TASK STATEMENT =
Examine the material below. Gather every line in which the string "Swimming" appears.

[Stored items from a collection]
__________
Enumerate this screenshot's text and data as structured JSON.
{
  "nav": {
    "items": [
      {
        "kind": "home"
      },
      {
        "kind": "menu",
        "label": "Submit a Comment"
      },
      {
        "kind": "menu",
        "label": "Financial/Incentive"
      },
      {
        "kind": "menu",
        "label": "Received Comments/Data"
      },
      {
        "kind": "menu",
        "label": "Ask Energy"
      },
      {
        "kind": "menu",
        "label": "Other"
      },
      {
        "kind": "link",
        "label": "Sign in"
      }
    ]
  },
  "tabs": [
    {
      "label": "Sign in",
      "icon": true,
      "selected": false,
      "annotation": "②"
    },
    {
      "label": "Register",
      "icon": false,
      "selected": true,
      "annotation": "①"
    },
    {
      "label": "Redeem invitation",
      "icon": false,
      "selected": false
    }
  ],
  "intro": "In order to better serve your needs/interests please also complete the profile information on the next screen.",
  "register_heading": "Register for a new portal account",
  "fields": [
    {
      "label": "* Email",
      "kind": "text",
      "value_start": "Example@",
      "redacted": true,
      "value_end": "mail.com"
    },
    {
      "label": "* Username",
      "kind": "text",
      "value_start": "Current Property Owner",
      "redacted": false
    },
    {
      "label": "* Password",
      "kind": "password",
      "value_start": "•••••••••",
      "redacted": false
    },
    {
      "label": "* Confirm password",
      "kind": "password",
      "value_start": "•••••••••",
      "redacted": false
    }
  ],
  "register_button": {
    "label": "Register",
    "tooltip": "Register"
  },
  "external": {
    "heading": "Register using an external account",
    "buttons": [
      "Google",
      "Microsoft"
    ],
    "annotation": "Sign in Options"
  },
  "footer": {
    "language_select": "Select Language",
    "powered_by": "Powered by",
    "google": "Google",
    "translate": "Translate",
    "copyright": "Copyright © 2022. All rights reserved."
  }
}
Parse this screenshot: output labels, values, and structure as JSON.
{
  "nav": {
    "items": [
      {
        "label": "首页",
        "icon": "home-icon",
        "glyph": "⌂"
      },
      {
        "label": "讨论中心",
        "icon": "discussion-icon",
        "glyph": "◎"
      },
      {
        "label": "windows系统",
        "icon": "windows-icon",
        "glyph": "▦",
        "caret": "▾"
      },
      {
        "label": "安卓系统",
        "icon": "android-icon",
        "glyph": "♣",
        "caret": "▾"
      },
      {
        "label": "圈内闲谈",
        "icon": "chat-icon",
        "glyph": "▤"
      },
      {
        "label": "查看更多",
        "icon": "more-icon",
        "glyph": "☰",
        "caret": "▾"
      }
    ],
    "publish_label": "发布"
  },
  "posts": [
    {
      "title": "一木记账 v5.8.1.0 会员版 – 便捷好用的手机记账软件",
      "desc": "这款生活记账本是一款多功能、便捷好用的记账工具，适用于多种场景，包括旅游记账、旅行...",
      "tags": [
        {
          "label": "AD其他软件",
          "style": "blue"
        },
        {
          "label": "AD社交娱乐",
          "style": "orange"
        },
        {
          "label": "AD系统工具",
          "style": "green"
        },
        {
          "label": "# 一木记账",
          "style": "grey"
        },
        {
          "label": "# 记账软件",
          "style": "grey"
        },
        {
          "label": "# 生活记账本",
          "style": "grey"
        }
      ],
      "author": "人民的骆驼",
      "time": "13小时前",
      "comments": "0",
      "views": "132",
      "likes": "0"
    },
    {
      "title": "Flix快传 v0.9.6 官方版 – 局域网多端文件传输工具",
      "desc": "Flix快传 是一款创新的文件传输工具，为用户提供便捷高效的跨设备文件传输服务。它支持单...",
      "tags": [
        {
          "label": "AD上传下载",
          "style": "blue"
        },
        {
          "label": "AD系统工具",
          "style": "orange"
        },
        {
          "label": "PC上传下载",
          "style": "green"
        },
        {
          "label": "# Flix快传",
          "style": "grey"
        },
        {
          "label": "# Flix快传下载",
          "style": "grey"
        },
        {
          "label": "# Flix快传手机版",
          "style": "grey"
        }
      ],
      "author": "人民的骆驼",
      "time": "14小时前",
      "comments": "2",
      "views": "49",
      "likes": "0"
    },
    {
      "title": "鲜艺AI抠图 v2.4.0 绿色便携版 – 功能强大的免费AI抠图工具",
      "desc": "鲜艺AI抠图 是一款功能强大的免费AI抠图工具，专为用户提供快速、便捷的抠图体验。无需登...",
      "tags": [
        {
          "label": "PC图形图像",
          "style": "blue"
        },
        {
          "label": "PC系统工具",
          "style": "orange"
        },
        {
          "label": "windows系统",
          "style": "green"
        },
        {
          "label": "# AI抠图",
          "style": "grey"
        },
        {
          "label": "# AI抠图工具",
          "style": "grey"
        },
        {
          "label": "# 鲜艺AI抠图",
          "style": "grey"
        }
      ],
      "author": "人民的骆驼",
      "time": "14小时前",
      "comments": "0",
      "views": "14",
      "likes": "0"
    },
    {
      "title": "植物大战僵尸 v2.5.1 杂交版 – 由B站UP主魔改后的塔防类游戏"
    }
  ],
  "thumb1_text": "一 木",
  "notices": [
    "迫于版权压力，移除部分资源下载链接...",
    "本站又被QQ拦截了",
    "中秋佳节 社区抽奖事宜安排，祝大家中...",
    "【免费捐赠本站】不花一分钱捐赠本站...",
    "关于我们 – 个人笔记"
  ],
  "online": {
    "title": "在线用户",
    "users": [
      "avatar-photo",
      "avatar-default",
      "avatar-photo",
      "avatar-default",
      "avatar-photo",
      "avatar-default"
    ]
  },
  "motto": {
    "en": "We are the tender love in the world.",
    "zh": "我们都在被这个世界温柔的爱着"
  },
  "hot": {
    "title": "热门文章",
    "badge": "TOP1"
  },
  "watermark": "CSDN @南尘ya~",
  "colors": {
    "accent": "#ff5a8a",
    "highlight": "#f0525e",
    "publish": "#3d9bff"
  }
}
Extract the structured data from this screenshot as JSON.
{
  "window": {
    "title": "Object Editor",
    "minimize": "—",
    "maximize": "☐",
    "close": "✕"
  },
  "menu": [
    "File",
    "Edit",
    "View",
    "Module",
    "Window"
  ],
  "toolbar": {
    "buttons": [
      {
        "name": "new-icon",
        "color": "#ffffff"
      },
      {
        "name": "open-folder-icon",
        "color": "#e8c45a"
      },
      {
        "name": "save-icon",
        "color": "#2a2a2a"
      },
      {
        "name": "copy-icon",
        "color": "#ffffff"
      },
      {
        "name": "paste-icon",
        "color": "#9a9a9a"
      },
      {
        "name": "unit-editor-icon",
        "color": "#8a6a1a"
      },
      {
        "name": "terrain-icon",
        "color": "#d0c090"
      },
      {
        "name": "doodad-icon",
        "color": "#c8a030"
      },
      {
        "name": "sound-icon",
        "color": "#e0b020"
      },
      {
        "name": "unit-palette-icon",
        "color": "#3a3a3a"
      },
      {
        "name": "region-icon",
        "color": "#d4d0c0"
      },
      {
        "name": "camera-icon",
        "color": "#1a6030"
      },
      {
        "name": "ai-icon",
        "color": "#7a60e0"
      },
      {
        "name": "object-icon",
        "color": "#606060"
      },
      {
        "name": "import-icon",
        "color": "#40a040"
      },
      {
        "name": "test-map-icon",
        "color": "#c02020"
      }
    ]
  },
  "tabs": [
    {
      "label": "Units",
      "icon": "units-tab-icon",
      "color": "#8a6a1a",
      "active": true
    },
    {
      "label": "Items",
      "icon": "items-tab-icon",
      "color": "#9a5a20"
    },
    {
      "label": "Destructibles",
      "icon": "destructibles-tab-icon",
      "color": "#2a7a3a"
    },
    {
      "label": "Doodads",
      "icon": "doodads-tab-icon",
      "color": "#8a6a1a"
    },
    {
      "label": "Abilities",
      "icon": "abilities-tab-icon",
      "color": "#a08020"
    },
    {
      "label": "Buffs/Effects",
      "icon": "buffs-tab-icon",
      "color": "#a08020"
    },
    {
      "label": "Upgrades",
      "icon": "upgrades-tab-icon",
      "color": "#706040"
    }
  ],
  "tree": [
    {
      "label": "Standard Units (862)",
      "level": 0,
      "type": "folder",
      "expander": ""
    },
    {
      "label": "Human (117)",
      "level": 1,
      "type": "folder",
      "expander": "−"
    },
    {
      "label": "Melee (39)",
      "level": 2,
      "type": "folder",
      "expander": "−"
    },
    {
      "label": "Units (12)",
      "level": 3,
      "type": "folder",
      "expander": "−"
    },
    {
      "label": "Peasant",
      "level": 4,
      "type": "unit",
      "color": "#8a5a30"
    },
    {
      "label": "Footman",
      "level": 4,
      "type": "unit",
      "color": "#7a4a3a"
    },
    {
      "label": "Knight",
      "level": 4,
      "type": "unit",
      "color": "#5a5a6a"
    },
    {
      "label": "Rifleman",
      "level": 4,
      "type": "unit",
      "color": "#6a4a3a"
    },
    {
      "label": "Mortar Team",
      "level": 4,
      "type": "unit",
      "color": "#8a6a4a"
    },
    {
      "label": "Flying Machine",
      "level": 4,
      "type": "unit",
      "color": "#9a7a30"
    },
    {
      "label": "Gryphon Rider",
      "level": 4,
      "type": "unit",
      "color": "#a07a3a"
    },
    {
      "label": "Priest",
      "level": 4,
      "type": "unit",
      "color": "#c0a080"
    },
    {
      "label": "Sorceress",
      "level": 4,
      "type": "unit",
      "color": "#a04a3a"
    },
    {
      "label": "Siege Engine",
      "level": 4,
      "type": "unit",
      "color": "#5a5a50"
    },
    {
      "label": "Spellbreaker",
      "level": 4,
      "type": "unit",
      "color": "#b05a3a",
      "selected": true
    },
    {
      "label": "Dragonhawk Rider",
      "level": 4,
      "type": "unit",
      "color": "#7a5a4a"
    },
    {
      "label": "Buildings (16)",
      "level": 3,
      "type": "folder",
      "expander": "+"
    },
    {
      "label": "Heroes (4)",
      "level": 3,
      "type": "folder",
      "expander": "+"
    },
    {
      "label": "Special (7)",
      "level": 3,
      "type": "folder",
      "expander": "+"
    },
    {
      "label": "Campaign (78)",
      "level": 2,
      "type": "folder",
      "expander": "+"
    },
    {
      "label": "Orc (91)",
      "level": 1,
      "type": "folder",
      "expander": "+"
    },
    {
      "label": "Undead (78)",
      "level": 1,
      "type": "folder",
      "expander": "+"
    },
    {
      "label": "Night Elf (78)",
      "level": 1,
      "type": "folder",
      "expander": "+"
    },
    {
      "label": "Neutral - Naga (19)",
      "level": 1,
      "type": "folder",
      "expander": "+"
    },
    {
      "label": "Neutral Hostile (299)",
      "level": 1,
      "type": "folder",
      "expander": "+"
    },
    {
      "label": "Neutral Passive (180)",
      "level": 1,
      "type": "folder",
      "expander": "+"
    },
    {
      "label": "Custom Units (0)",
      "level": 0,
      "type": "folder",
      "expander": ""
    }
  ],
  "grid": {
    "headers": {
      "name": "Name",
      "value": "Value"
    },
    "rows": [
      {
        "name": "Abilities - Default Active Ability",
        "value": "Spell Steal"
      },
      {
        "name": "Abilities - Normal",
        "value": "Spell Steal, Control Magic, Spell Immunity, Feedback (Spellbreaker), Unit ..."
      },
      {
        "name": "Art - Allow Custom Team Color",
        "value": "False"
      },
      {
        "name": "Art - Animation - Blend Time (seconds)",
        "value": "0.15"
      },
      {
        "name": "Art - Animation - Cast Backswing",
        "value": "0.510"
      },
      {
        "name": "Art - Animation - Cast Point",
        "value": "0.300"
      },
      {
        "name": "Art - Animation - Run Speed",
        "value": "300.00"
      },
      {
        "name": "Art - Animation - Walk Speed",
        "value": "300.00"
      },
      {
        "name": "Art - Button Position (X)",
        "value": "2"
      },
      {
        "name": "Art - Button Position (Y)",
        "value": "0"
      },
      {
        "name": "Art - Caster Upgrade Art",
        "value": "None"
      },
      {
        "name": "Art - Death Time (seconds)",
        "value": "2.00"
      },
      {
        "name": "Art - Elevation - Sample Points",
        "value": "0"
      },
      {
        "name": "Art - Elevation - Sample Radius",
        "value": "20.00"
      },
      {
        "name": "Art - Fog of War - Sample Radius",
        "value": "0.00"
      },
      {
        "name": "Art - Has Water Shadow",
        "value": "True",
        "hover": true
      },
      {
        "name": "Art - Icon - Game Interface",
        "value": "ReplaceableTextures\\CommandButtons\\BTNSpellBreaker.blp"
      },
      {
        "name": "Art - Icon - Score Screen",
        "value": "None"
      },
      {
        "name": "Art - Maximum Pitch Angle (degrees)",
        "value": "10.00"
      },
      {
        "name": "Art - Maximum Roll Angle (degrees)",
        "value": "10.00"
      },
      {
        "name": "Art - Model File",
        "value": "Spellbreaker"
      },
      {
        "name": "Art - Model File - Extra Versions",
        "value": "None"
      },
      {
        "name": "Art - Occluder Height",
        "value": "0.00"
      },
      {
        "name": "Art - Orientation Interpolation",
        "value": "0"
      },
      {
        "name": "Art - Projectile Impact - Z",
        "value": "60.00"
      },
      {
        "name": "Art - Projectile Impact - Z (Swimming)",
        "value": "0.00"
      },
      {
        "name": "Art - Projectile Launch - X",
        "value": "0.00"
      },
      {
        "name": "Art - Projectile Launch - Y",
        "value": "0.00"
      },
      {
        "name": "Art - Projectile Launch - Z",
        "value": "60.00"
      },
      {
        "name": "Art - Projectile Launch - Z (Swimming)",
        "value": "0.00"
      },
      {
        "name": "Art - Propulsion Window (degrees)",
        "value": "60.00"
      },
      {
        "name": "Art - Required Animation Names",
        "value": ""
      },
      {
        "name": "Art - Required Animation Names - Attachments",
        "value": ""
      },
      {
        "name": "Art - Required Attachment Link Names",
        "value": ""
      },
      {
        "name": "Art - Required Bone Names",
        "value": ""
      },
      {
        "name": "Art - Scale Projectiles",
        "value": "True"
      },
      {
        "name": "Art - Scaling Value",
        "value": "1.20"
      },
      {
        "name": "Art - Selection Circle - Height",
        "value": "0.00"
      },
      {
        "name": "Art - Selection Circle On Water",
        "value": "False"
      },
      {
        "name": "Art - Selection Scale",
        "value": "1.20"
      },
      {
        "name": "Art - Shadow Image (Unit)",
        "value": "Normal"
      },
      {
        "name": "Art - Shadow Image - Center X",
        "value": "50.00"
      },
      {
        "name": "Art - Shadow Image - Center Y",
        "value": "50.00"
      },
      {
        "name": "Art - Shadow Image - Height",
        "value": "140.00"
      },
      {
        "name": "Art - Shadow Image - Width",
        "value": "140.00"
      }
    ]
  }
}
__________
ANSWER TO THIS EXERCISE =
        "name": "Art - Projectile Impact - Z (Swimming)",
        "name": "Art - Projectile Launch - Z (Swimming)",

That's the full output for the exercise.